WHAT IS ASKED: Restate the records below word for word.

-- Start of INPUT --

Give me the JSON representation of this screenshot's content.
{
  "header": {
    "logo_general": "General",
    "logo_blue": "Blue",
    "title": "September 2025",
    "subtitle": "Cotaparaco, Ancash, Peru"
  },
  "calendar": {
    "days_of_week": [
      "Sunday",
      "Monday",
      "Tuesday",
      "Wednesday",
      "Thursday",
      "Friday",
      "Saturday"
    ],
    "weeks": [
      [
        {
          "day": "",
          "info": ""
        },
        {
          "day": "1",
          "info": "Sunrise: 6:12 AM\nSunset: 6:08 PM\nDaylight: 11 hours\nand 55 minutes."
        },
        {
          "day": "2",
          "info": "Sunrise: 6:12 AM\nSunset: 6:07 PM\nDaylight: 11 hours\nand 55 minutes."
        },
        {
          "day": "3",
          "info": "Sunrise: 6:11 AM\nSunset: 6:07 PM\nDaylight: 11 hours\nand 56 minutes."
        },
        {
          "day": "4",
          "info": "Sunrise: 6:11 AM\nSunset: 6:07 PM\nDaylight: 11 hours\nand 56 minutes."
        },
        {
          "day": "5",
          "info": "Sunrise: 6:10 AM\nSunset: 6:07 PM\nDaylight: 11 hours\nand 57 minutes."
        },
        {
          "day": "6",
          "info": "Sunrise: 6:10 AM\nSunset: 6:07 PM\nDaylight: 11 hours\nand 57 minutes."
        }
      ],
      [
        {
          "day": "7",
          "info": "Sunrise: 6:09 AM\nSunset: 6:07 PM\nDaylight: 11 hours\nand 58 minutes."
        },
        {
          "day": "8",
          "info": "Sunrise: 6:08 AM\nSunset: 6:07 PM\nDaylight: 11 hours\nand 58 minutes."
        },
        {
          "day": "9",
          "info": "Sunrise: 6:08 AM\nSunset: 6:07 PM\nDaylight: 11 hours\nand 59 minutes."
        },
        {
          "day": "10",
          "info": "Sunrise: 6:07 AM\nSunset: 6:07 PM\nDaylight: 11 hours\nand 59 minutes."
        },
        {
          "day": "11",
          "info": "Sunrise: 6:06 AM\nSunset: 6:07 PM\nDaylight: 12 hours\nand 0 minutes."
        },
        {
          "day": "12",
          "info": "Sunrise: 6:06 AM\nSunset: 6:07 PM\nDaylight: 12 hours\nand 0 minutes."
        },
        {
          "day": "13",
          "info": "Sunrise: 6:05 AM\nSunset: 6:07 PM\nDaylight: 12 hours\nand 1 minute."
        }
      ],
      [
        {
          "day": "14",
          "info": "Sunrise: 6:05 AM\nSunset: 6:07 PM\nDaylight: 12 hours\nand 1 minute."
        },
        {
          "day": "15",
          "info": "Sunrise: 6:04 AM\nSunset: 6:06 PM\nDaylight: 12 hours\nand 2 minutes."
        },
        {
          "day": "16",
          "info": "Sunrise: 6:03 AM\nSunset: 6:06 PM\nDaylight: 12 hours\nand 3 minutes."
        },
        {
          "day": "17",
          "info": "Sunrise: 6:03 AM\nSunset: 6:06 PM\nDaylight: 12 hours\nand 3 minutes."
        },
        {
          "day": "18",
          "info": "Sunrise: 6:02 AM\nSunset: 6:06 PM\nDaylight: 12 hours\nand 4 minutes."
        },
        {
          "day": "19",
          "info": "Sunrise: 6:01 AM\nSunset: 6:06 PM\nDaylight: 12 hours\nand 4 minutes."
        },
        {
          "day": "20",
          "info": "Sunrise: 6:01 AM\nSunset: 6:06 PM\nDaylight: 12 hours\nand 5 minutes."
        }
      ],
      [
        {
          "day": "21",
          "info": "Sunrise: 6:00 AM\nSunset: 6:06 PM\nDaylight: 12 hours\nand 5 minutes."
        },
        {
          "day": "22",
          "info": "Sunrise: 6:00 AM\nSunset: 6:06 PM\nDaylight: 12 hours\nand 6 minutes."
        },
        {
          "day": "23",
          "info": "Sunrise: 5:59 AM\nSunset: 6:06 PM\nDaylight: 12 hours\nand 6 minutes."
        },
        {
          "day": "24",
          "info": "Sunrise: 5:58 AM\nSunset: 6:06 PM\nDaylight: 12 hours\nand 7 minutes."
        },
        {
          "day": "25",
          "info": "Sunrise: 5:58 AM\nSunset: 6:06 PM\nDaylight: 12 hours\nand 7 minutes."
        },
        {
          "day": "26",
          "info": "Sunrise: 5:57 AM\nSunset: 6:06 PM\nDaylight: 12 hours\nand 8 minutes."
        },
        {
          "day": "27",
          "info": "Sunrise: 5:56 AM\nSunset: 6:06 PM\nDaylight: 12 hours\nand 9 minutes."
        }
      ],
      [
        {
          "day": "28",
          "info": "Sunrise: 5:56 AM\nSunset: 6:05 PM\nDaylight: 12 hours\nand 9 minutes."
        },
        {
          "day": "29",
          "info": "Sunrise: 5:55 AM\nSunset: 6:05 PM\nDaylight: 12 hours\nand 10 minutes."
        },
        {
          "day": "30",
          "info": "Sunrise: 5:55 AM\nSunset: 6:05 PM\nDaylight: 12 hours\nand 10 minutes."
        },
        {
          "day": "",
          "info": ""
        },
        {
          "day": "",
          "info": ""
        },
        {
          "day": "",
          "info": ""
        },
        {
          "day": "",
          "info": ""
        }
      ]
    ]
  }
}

-- End of INPUT --

SOLUTION TO THIS EXERCISE:
Give me the JSON representation of this screenshot's content.
{
  "header": {
    "logo_general": "General",
    "logo_blue": "Blue",
    "title": "September 2025",
    "subtitle": "Cotaparaco, Ancash, Peru"
  },
  "calendar": {
    "days_of_week": [
      "Sunday",
      "Monday",
      "Tuesday",
      "Wednesday",
      "Thursday",
      "Friday",
      "Saturday"
    ],
    "weeks": [
      [
        {
          "day": "",
          "info": ""
        },
        {
          "day": "1",
          "info": "Sunrise: 6:12 AM\nSunset: 6:08 PM\nDaylight: 11 hours\nand 55 minutes."
        },
        {
          "day": "2",
          "info": "Sunrise: 6:12 AM\nSunset: 6:07 PM\nDaylight: 11 hours\nand 55 minutes."
        },
        {
          "day": "3",
          "info": "Sunrise: 6:11 AM\nSunset: 6:07 PM\nDaylight: 11 hours\nand 56 minutes."
        },
        {
          "day": "4",
          "info": "Sunrise: 6:11 AM\nSunset: 6:07 PM\nDaylight: 11 hours\nand 56 minutes."
        },
        {
          "day": "5",
          "info": "Sunrise: 6:10 AM\nSunset: 6:07 PM\nDaylight: 11 hours\nand 57 minutes."
        },
        {
          "day": "6",
          "info": "Sunrise: 6:10 AM\nSunset: 6:07 PM\nDaylight: 11 hours\nand 57 minutes."
        }
      ],
      [
        {
          "day": "7",
          "info": "Sunrise: 6:09 AM\nSunset: 6:07 PM\nDaylight: 11 hours\nand 58 minutes."
        },
        {
          "day": "8",
          "info": "Sunrise: 6:08 AM\nSunset: 6:07 PM\nDaylight: 11 hours\nand 58 minutes."
        },
        {
          "day": "9",
          "info": "Sunrise: 6:08 AM\nSunset: 6:07 PM\nDaylight: 11 hours\nand 59 minutes."
        },
        {
          "day": "10",
          "info": "Sunrise: 6:07 AM\nSunset: 6:07 PM\nDaylight: 11 hours\nand 59 minutes."
        },
        {
          "day": "11",
          "info": "Sunrise: 6:06 AM\nSunset: 6:07 PM\nDaylight: 12 hours\nand 0 minutes."
        },
        {
          "day": "12",
          "info": "Sunrise: 6:06 AM\nSunset: 6:07 PM\nDaylight: 12 hours\nand 0 minutes."
        },
        {
          "day": "13",
          "info": "Sunrise: 6:05 AM\nSunset: 6:07 PM\nDaylight: 12 hours\nand 1 minute."
        }
      ],
      [
        {
          "day": "14",
          "info": "Sunrise: 6:05 AM\nSunset: 6:07 PM\nDaylight: 12 hours\nand 1 minute."
        },
        {
          "day": "15",
          "info": "Sunrise: 6:04 AM\nSunset: 6:06 PM\nDaylight: 12 hours\nand 2 minutes."
        },
        {
          "day": "16",
          "info": "Sunrise: 6:03 AM\nSunset: 6:06 PM\nDaylight: 12 hours\nand 3 minutes."
        },
        {
          "day": "17",
          "info": "Sunrise: 6:03 AM\nSunset: 6:06 PM\nDaylight: 12 hours\nand 3 minutes."
        },
        {
          "day": "18",
          "info": "Sunrise: 6:02 AM\nSunset: 6:06 PM\nDaylight: 12 hours\nand 4 minutes."
        },
        {
          "day": "19",
          "info": "Sunrise: 6:01 AM\nSunset: 6:06 PM\nDaylight: 12 hours\nand 4 minutes."
        },
        {
          "day": "20",
          "info": "Sunrise: 6:01 AM\nSunset: 6:06 PM\nDaylight: 12 hours\nand 5 minutes."
        }
      ],
      [
        {
          "day": "21",
          "info": "Sunrise: 6:00 AM\nSunset: 6:06 PM\nDaylight: 12 hours\nand 5 minutes."
        },
        {
          "day": "22",
          "info": "Sunrise: 6:00 AM\nSunset: 6:06 PM\nDaylight: 12 hours\nand 6 minutes."
        },
        {
          "day": "23",
          "info": "Sunrise: 5:59 AM\nSunset: 6:06 PM\nDaylight: 12 hours\nand 6 minutes."
        },
        {
          "day": "24",
          "info": "Sunrise: 5:58 AM\nSunset: 6:06 PM\nDaylight: 12 hours\nand 7 minutes."
        },
        {
          "day": "25",
          "info": "Sunrise: 5:58 AM\nSunset: 6:06 PM\nDaylight: 12 hours\nand 7 minutes."
        },
        {
          "day": "26",
          "info": "Sunrise: 5:57 AM\nSunset: 6:06 PM\nDaylight: 12 hours\nand 8 minutes."
        },
        {
          "day": "27",
          "info": "Sunrise: 5:56 AM\nSunset: 6:06 PM\nDaylight: 12 hours\nand 9 minutes."
        }
      ],
      [
        {
          "day": "28",
          "info": "Sunrise: 5:56 AM\nSunset: 6:05 PM\nDaylight: 12 hours\nand 9 minutes."
        },
        {
          "day": "29",
          "info": "Sunrise: 5:55 AM\nSunset: 6:05 PM\nDaylight: 12 hours\nand 10 minutes."
        },
        {
          "day": "30",
          "info": "Sunrise: 5:55 AM\nSunset: 6:05 PM\nDaylight: 12 hours\nand 10 minutes."
        },
        {
          "day": "",
          "info": ""
        },
        {
          "day": "",
          "info": ""
        },
        {
          "day": "",
          "info": ""
        },
        {
          "day": "",
          "info": ""
        }
      ]
    ]
  }
}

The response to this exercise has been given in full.